**REQUIREMENTS:**
Without the pictures, write out all the lines below exactly as they appear.

**GIVEN DATA:**
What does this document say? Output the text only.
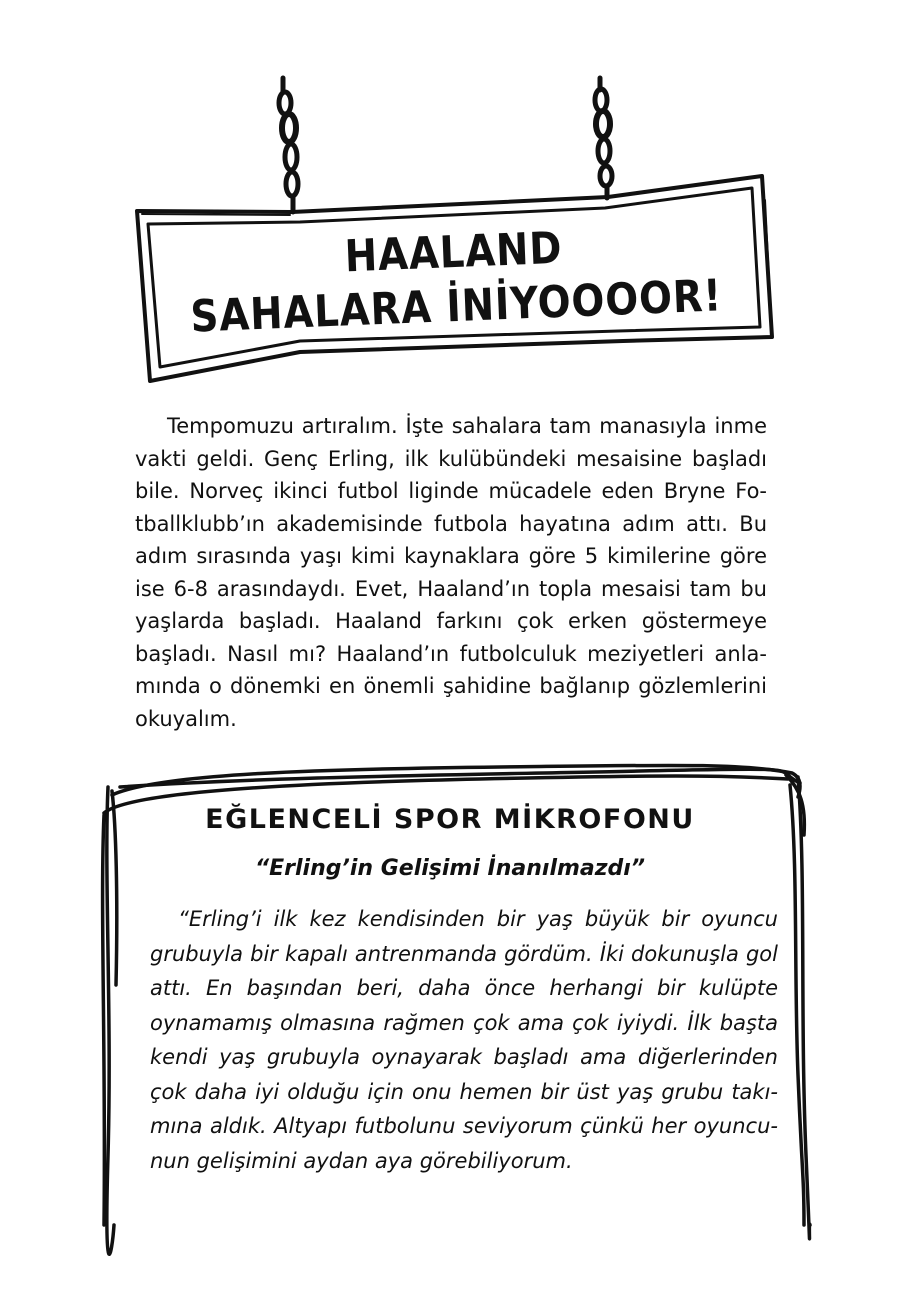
HAALAND
SAHALARA İNİYOOOOR!

Tempomuzu artıralım. İşte sahalara tam manasıyla inme vakti geldi. Genç Erling, ilk kulübündeki mesaisine başladı bile. Norveç ikinci futbol liginde mücadele eden Bryne Fotballklubb’ın akademisinde futbola hayatına adım attı. Bu adım sırasında yaşı kimi kaynaklara göre 5 kimilerine göre ise 6-8 arasındaydı. Evet, Haaland’ın topla mesaisi tam bu yaşlarda başladı. Haaland farkını çok erken göstermeye başladı. Nasıl mı? Haaland’ın futbolculuk meziyetleri anlamında o dönemki en önemli şahidine bağlanıp gözlemlerini okuyalım.

EĞLENCELİ SPOR MİKROFONU
“Erling’in Gelişimi İnanılmazdı”

“Erling’i ilk kez kendisinden bir yaş büyük bir oyuncu grubuyla bir kapalı antrenmanda gördüm. İki dokunuşla gol attı. En başından beri, daha önce herhangi bir kulüpte oynamamış olmasına rağmen çok ama çok iyiydi. İlk başta kendi yaş grubuyla oynayarak başladı ama diğerlerinden çok daha iyi olduğu için onu hemen bir üst yaş grubu takımına aldık. Altyapı futbolunu seviyorum çünkü her oyuncunun gelişimini aydan aya görebiliyorum.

**EXERCISE RESULT:**
What does this document say? Output the text only.
HAALAND
SAHALARA İNİYOOOOR!

Tempomuzu artıralım. İşte sahalara tam manasıyla inme vakti geldi. Genç Erling, ilk kulübündeki mesaisine başladı bile. Norveç ikinci futbol liginde mücadele eden Bryne Fotballklubb’ın akademisinde futbola hayatına adım attı. Bu adım sırasında yaşı kimi kaynaklara göre 5 kimilerine göre ise 6-8 arasındaydı. Evet, Haaland’ın topla mesaisi tam bu yaşlarda başladı. Haaland farkını çok erken göstermeye başladı. Nasıl mı? Haaland’ın futbolculuk meziyetleri anlamında o dönemki en önemli şahidine bağlanıp gözlemlerini okuyalım.

EĞLENCELİ SPOR MİKROFONU
“Erling’in Gelişimi İnanılmazdı”

“Erling’i ilk kez kendisinden bir yaş büyük bir oyuncu grubuyla bir kapalı antrenmanda gördüm. İki dokunuşla gol attı. En başından beri, daha önce herhangi bir kulüpte oynamamış olmasına rağmen çok ama çok iyiydi. İlk başta kendi yaş grubuyla oynayarak başladı ama diğerlerinden çok daha iyi olduğu için onu hemen bir üst yaş grubu takımına aldık. Altyapı futbolunu seviyorum çünkü her oyuncunun gelişimini aydan aya görebiliyorum.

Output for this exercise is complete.